▶ JOB
Select the lines that hold the word "months" and copy each one.

═════ RECORDED INFORMATION

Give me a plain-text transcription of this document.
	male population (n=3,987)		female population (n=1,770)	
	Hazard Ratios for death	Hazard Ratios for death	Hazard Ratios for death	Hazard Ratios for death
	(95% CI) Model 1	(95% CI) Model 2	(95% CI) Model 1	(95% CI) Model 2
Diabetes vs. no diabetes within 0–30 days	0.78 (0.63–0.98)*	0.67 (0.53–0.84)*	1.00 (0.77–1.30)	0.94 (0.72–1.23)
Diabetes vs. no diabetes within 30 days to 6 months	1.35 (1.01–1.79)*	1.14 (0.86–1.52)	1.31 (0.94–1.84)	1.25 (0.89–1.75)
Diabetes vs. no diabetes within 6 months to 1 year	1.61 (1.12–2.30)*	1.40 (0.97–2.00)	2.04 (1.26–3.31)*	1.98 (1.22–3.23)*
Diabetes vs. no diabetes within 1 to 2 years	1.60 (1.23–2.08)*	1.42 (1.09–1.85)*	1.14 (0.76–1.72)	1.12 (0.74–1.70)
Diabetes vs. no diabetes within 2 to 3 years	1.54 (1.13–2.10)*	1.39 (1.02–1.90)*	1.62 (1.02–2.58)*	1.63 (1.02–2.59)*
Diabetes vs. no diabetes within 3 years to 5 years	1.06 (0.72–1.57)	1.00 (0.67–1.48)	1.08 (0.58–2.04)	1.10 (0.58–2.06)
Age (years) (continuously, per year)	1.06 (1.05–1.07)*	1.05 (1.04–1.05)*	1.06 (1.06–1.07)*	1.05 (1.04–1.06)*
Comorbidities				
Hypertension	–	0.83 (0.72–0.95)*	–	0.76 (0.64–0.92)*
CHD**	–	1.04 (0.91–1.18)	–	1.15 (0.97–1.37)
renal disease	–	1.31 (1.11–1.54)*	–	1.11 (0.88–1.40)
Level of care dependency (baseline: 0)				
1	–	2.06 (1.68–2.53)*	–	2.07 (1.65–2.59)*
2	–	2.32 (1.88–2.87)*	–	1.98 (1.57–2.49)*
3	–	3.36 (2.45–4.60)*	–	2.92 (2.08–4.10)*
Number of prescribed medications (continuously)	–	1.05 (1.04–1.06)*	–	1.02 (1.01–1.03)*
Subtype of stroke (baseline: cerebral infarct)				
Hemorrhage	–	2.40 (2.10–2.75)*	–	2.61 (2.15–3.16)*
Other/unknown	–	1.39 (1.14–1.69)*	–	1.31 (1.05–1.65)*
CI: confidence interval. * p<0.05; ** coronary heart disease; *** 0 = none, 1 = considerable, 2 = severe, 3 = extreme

══════════

▶ FULL SOLUTION
Diabetes vs. no diabetes within 30 days to 6 months	1.35 (1.01–1.79)*	1.14 (0.86–1.52)	1.31 (0.94–1.84)	1.25 (0.89–1.75)
Diabetes vs. no diabetes within 6 months to 1 year	1.61 (1.12–2.30)*	1.40 (0.97–2.00)	2.04 (1.26–3.31)*	1.98 (1.22–3.23)*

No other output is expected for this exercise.